(Data records)

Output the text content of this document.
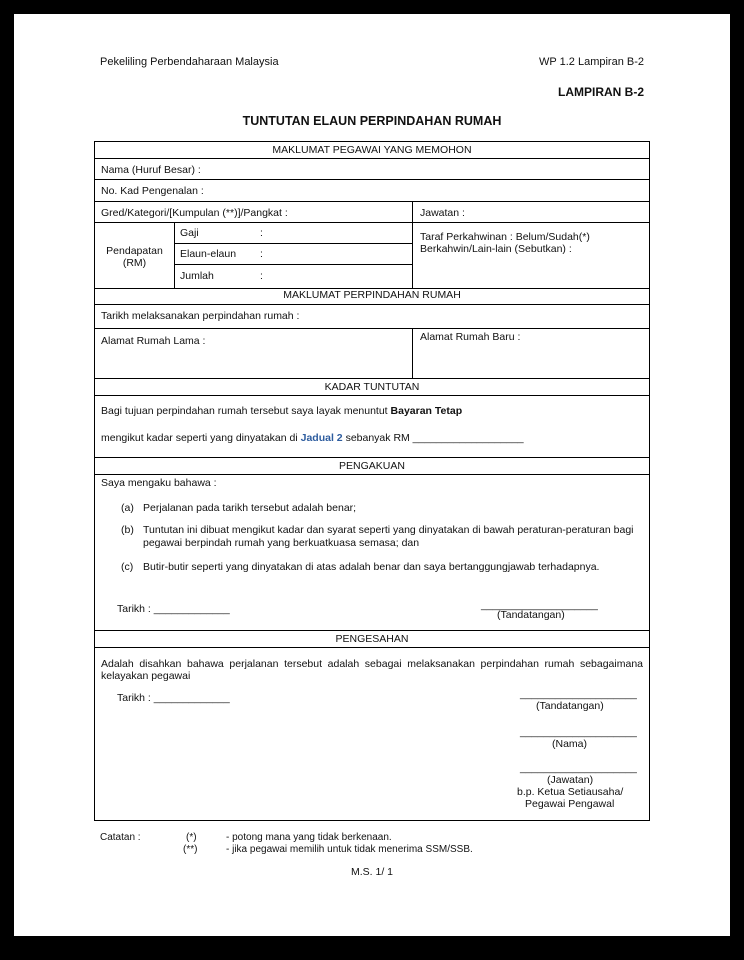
Pekeliling Perbendaharaan Malaysia	WP 1.2 Lampiran B-2
LAMPIRAN B-2
TUNTUTAN ELAUN PERPINDAHAN RUMAH
MAKLUMAT PEGAWAI YANG MEMOHON
Nama (Huruf Besar) :
No. Kad Pengenalan :
Gred/Kategori/[Kumpulan (**)]/Pangkat :	Jawatan :
Pendapatan
(RM)
Gaji	:
Elaun-elaun :
Jumlah	:
Taraf Perkahwinan : Belum/Sudah(*)
Berkahwin/Lain-lain (Sebutkan) :
MAKLUMAT PERPINDAHAN RUMAH
Tarikh melaksanakan perpindahan rumah :
Alamat Rumah Lama :	Alamat Rumah Baru :
KADAR TUNTUTAN
Bagi tujuan perpindahan rumah tersebut saya layak menuntut Bayaran Tetap
mengikut kadar seperti yang dinyatakan di Jadual 2 sebanyak RM ___________________
PENGAKUAN
Saya mengaku bahawa :
(a) Perjalanan pada tarikh tersebut adalah benar;
(b) Tuntutan ini dibuat mengikut kadar dan syarat seperti yang dinyatakan di bawah peraturan-peraturan bagi
pegawai berpindah rumah yang berkuatkuasa semasa; dan
(c) Butir-butir seperti yang dinyatakan di atas adalah benar dan saya bertanggungjawab terhadapnya.
Tarikh : _____________	____________________
(Tandatangan)
PENGESAHAN
Adalah disahkan bahawa perjalanan tersebut adalah sebagai melaksanakan perpindahan rumah sebagaimana kelayakan pegawai
Tarikh : _____________	____________________
(Tandatangan)
____________________
(Nama)
____________________
(Jawatan)
b.p. Ketua Setiausaha/
Pegawai Pengawal
Catatan :	(*)	- potong mana yang tidak berkenaan.
(**)	- jika pegawai memilih untuk tidak menerima SSM/SSB.
M.S. 1/ 1
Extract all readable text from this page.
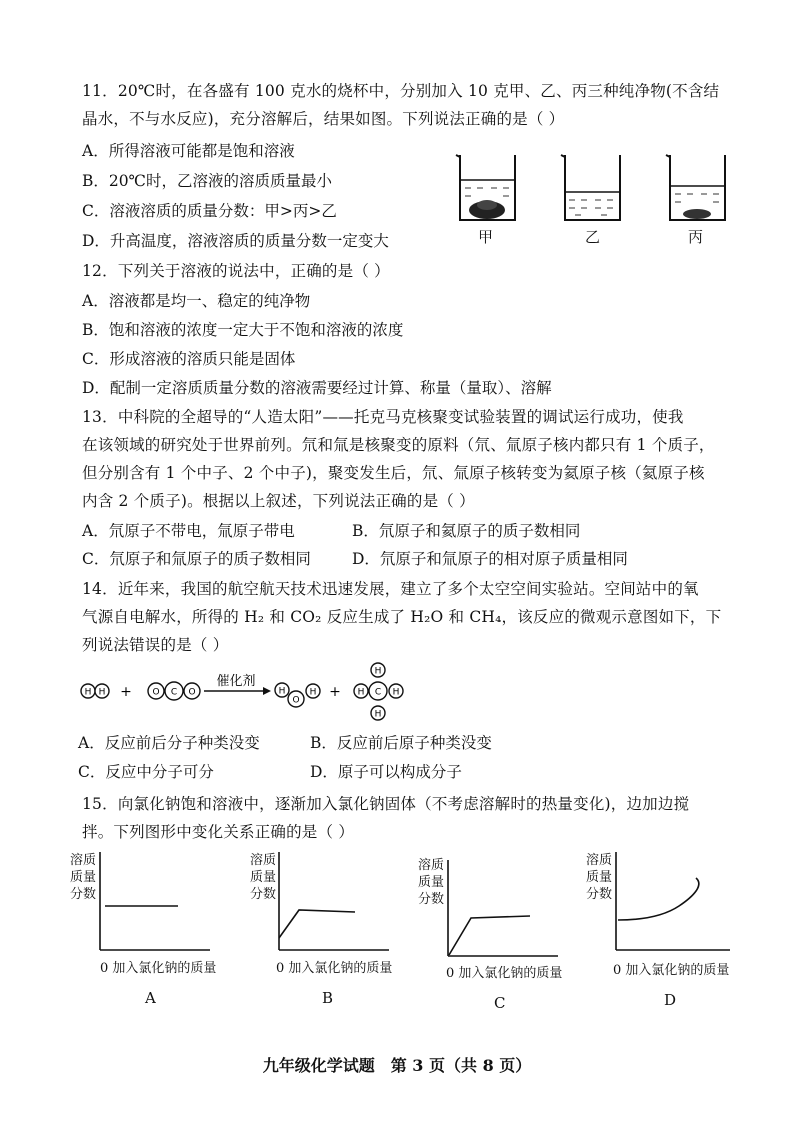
11．20℃时，在各盛有 100 克水的烧杯中，分别加入 10 克甲、乙、丙三种纯净物(不含结
晶水，不与水反应)，充分溶解后，结果如图。下列说法正确的是（ ）
A．所得溶液可能都是饱和溶液
B．20℃时，乙溶液的溶质质量最小
C．溶液溶质的质量分数：甲>丙>乙
D．升高温度，溶液溶质的质量分数一定变大	甲	乙	丙
12．下列关于溶液的说法中，正确的是（ ）
A．溶液都是均一、稳定的纯净物
B．饱和溶液的浓度一定大于不饱和溶液的浓度
C．形成溶液的溶质只能是固体
D．配制一定溶质质量分数的溶液需要经过计算、称量（量取）、溶解
13．中科院的全超导的“人造太阳”——托克马克核聚变试验装置的调试运行成功，使我
在该领域的研究处于世界前列。氘和氚是核聚变的原料（氘、氚原子核内都只有 1 个质子，
但分别含有 1 个中子、2 个中子)，聚变发生后，氘、氚原子核转变为氦原子核（氦原子核
内含 2 个质子)。根据以上叙述，下列说法正确的是（ ）
A．氘原子不带电，氚原子带电	B．氘原子和氦原子的质子数相同
C．氘原子和氚原子的质子数相同	D．氘原子和氚原子的相对原子质量相同
14．近年来，我国的航空航天技术迅速发展，建立了多个太空空间实验站。空间站中的氧
气源自电解水，所得的 H₂ 和 CO₂ 反应生成了 H₂O 和 CH₄，该反应的微观示意图如下，下
列说法错误的是（ ）
H H + O C O
催化剂
H
O
H +
H
H C H
H
A．反应前后分子种类没变	B．反应前后原子种类没变
C．反应中分子可分	D．原子可以构成分子
15．向氯化钠饱和溶液中，逐渐加入氯化钠固体（不考虑溶解时的热量变化)，边加边搅
拌。下列图形中变化关系正确的是（ ）
溶质
质量
分数
0 加入氯化钠的质量
A
溶质
质量
分数
0 加入氯化钠的质量
B
溶质
质量
分数
0 加入氯化钠的质量
C
溶质
质量
分数
0 加入氯化钠的质量
D
九年级化学试题　第 3 页（共 8 页）
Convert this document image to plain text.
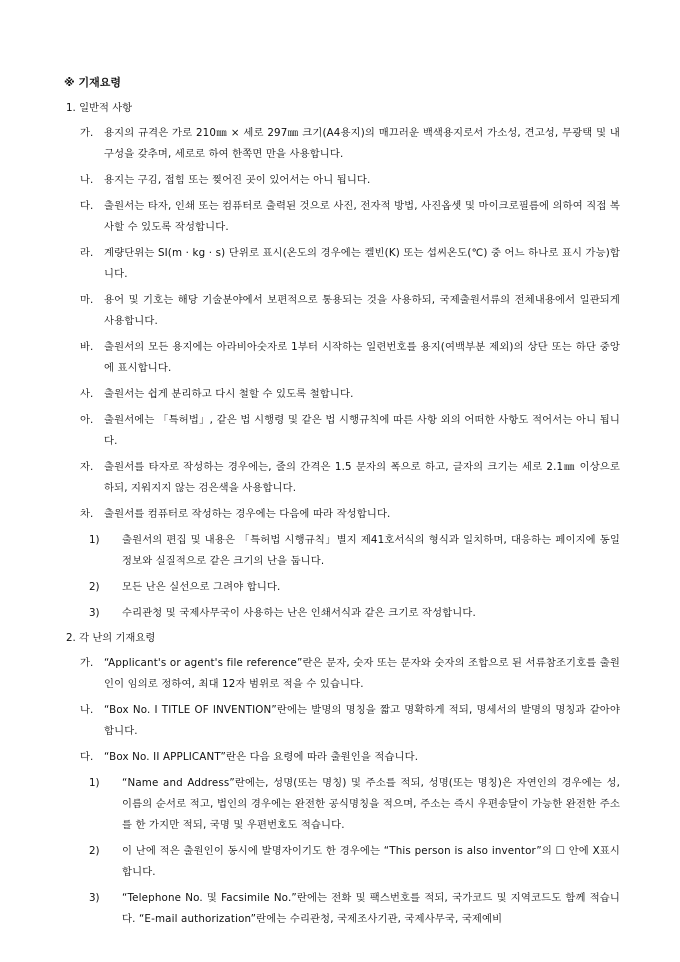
※ 기재요령
1. 일반적 사항
가. 용지의 규격은 가로 210㎜ × 세로 297㎜ 크기(A4용지)의 매끄러운 백색용지로서 가소성, 견고성, 무광택 및 내구성을 갖추며, 세로로 하여 한쪽면 만을 사용합니다.
나. 용지는 구김, 접힘 또는 찢어진 곳이 있어서는 아니 됩니다.
다. 출원서는 타자, 인쇄 또는 컴퓨터로 출력된 것으로 사진, 전자적 방법, 사진옵셋 및 마이크로필름에 의하여 직접 복사할 수 있도록 작성합니다.
라. 계량단위는 SI(m · kg · s) 단위로 표시(온도의 경우에는 켈빈(K) 또는 섭씨온도(℃) 중 어느 하나로 표시 가능)합니다.
마. 용어 및 기호는 해당 기술분야에서 보편적으로 통용되는 것을 사용하되, 국제출원서류의 전체내용에서 일관되게 사용합니다.
바. 출원서의 모든 용지에는 아라비아숫자로 1부터 시작하는 일련번호를 용지(여백부분 제외)의 상단 또는 하단 중앙에 표시합니다.
사. 출원서는 쉽게 분리하고 다시 철할 수 있도록 철합니다.
아. 출원서에는 「특허법」, 같은 법 시행령 및 같은 법 시행규칙에 따른 사항 외의 어떠한 사항도 적어서는 아니 됩니다.
자. 출원서를 타자로 작성하는 경우에는, 줄의 간격은 1.5 문자의 폭으로 하고, 글자의 크기는 세로 2.1㎜ 이상으로 하되, 지워지지 않는 검은색을 사용합니다.
차. 출원서를 컴퓨터로 작성하는 경우에는 다음에 따라 작성합니다.
1) 출원서의 편집 및 내용은 「특허법 시행규칙」별지 제41호서식의 형식과 일치하며, 대응하는 페이지에 동일정보와 실질적으로 같은 크기의 난을 둡니다.
2) 모든 난은 실선으로 그려야 합니다.
3) 수리관청 및 국제사무국이 사용하는 난은 인쇄서식과 같은 크기로 작성합니다.
2. 각 난의 기재요령
가. “Applicant's or agent's file reference”란은 문자, 숫자 또는 문자와 숫자의 조합으로 된 서류참조기호를 출원인이 임의로 정하여, 최대 12자 범위로 적을 수 있습니다.
나. “Box No. I TITLE OF INVENTION”란에는 발명의 명칭을 짧고 명확하게 적되, 명세서의 발명의 명칭과 같아야 합니다.
다. “Box No. II APPLICANT”란은 다음 요령에 따라 출원인을 적습니다.
1) “Name and Address”란에는, 성명(또는 명칭) 및 주소를 적되, 성명(또는 명칭)은 자연인의 경우에는 성, 이름의 순서로 적고, 법인의 경우에는 완전한 공식명칭을 적으며, 주소는 즉시 우편송달이 가능한 완전한 주소를 한 가지만 적되, 국명 및 우편번호도 적습니다.
2) 이 난에 적은 출원인이 동시에 발명자이기도 한 경우에는 “This person is also inventor”의 ☐ 안에 X표시합니다.
3) “Telephone No. 및 Facsimile No.”란에는 전화 및 팩스번호를 적되, 국가코드 및 지역코드도 함께 적습니다. “E-mail authorization”란에는 수리관청, 국제조사기관, 국제사무국, 국제예비
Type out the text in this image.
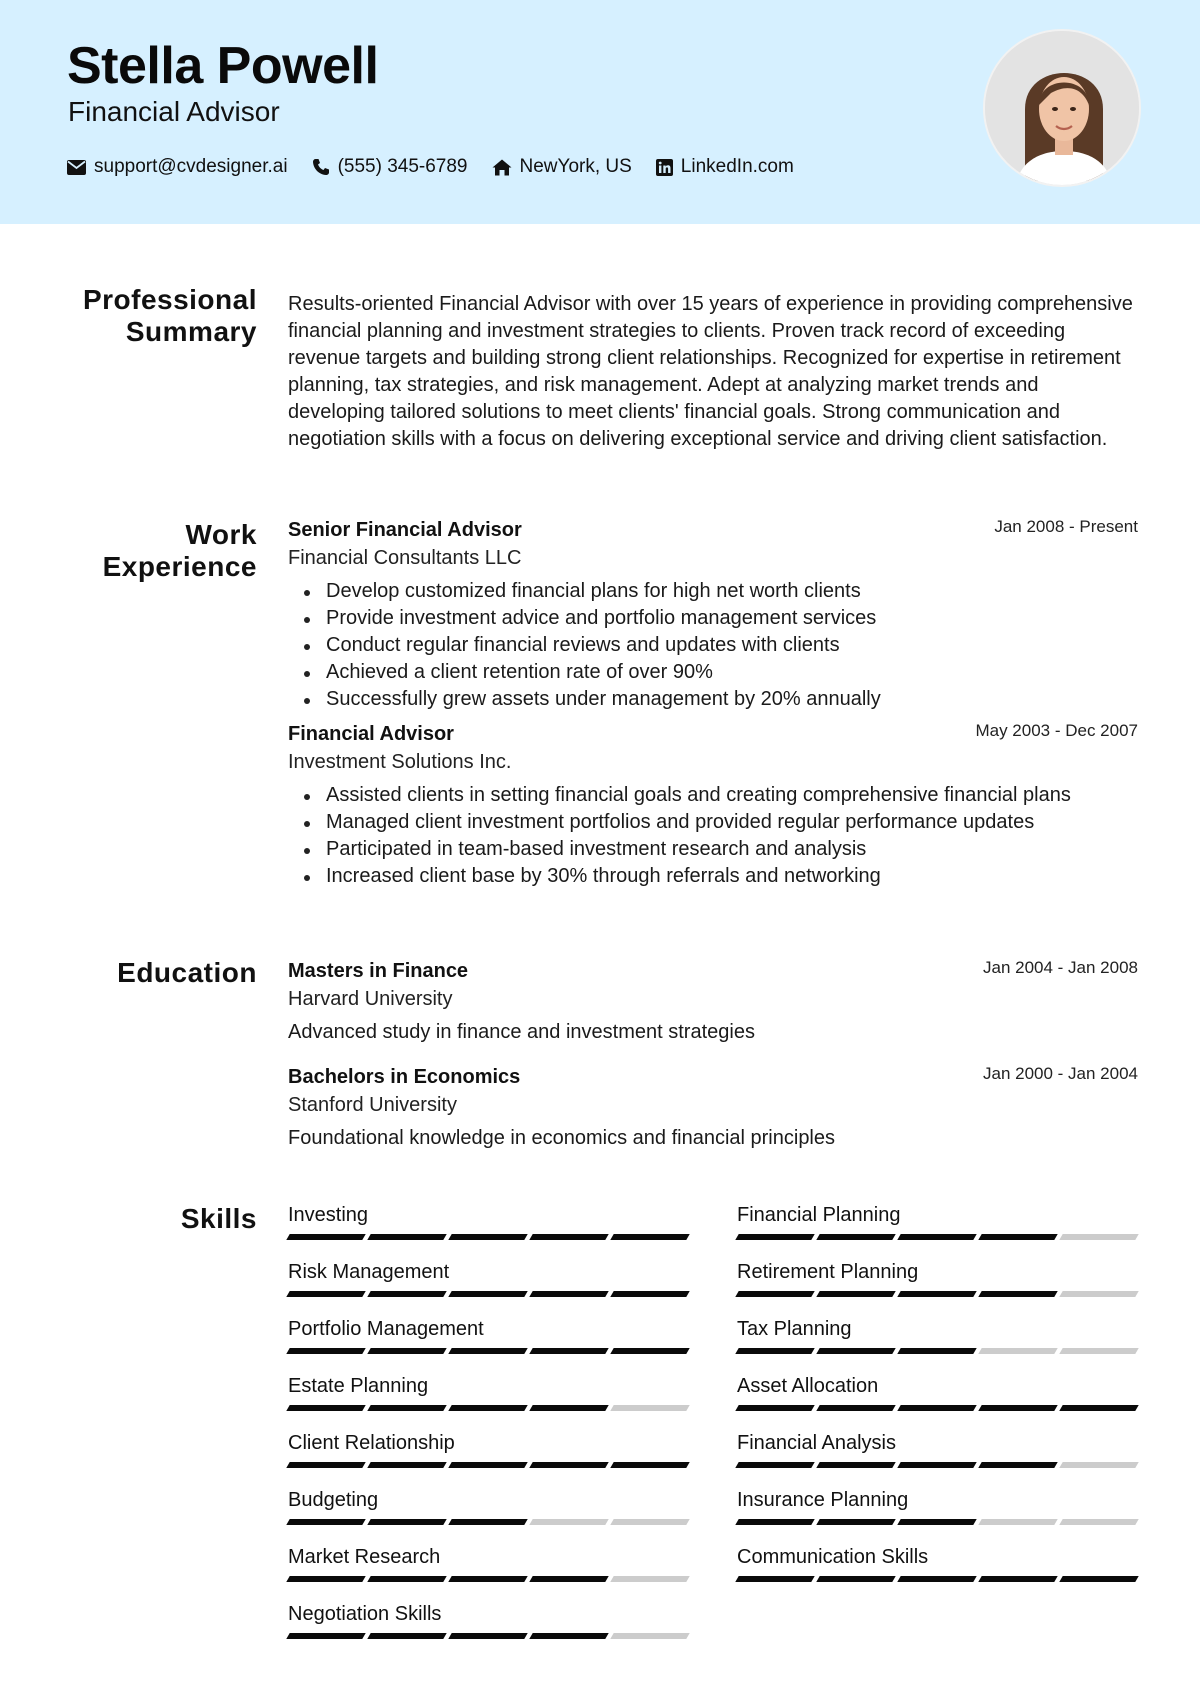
Stella Powell
Financial Advisor
support@cvdesigner.ai	(555) 345-6789	NewYork, US	LinkedIn.com
Professional Summary
Results-oriented Financial Advisor with over 15 years of experience in providing comprehensive financial planning and investment strategies to clients. Proven track record of exceeding revenue targets and building strong client relationships. Recognized for expertise in retirement planning, tax strategies, and risk management. Adept at analyzing market trends and developing tailored solutions to meet clients' financial goals. Strong communication and negotiation skills with a focus on delivering exceptional service and driving client satisfaction.
Work Experience
Senior Financial Advisor	Jan 2008 - Present
Financial Consultants LLC
Develop customized financial plans for high net worth clients
Provide investment advice and portfolio management services
Conduct regular financial reviews and updates with clients
Achieved a client retention rate of over 90%
Successfully grew assets under management by 20% annually
Financial Advisor	May 2003 - Dec 2007
Investment Solutions Inc.
Assisted clients in setting financial goals and creating comprehensive financial plans
Managed client investment portfolios and provided regular performance updates
Participated in team-based investment research and analysis
Increased client base by 30% through referrals and networking
Education Masters in Finance	Jan 2004 - Jan 2008
Harvard University
Advanced study in finance and investment strategies
Bachelors in Economics	Jan 2000 - Jan 2004
Stanford University
Foundational knowledge in economics and financial principles
Skills Investing	Financial Planning
Risk Management	Retirement Planning
Portfolio Management	Tax Planning
Estate Planning	Asset Allocation
Client Relationship	Financial Analysis
Budgeting	Insurance Planning
Market Research	Communication Skills
Negotiation Skills
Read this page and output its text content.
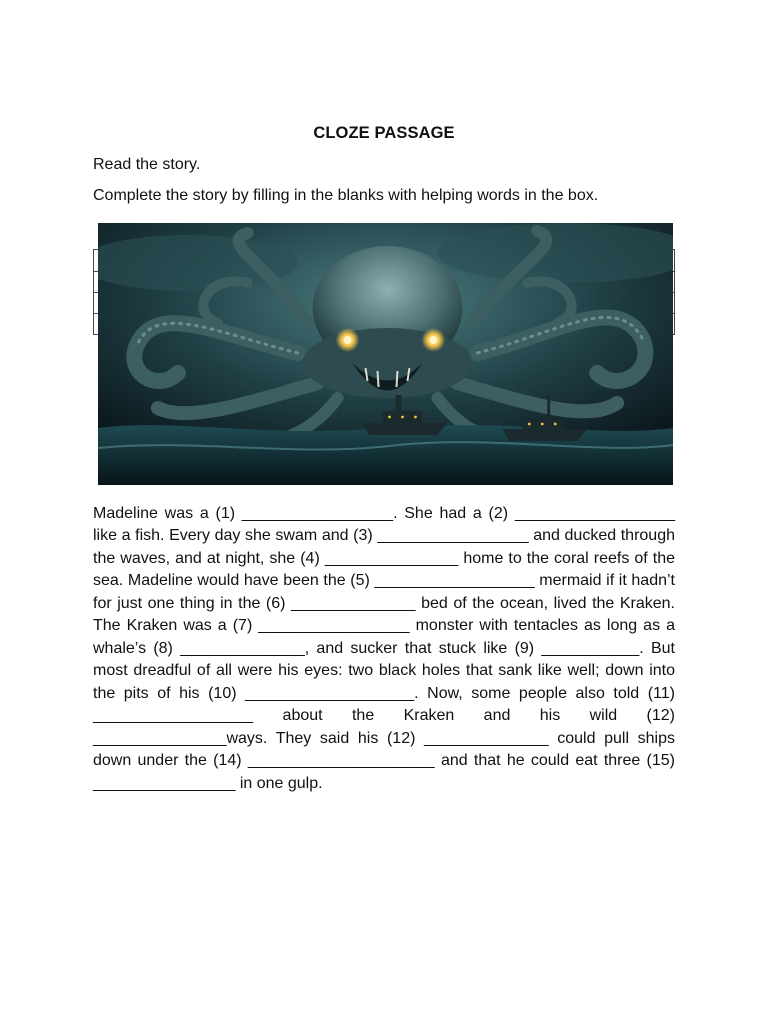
CLOZE PASSAGE
Read the story.
Complete the story by filling in the blanks with helping words in the box.

Madeline was a (1) _________________. She had a (2) __________________ like a fish. Every day she swam and (3) _________________ and ducked through the waves, and at night, she (4) _______________ home to the coral reefs of the sea. Madeline would have been the (5) __________________ mermaid if it hadn’t for just one thing in the (6) ______________ bed of the ocean, lived the Kraken. The Kraken was a (7) _________________ monster with tentacles as long as a whale’s (8) ______________, and sucker that stuck like (9) ___________. But most dreadful of all were his eyes: two black holes that sank like well; down into the pits of his (10) ___________________. Now, some people also told (11) __________________ about the Kraken and his wild (12) _______________ways. They said his (12) ______________ could pull ships down under the (14) _____________________ and that he could eat three (15) ________________ in one gulp.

§ WHAT THIS TASK INVOLVES
Compute how many lines include the string "over", then give that number by itself.

§ RESULT OF THE EXERCISE
2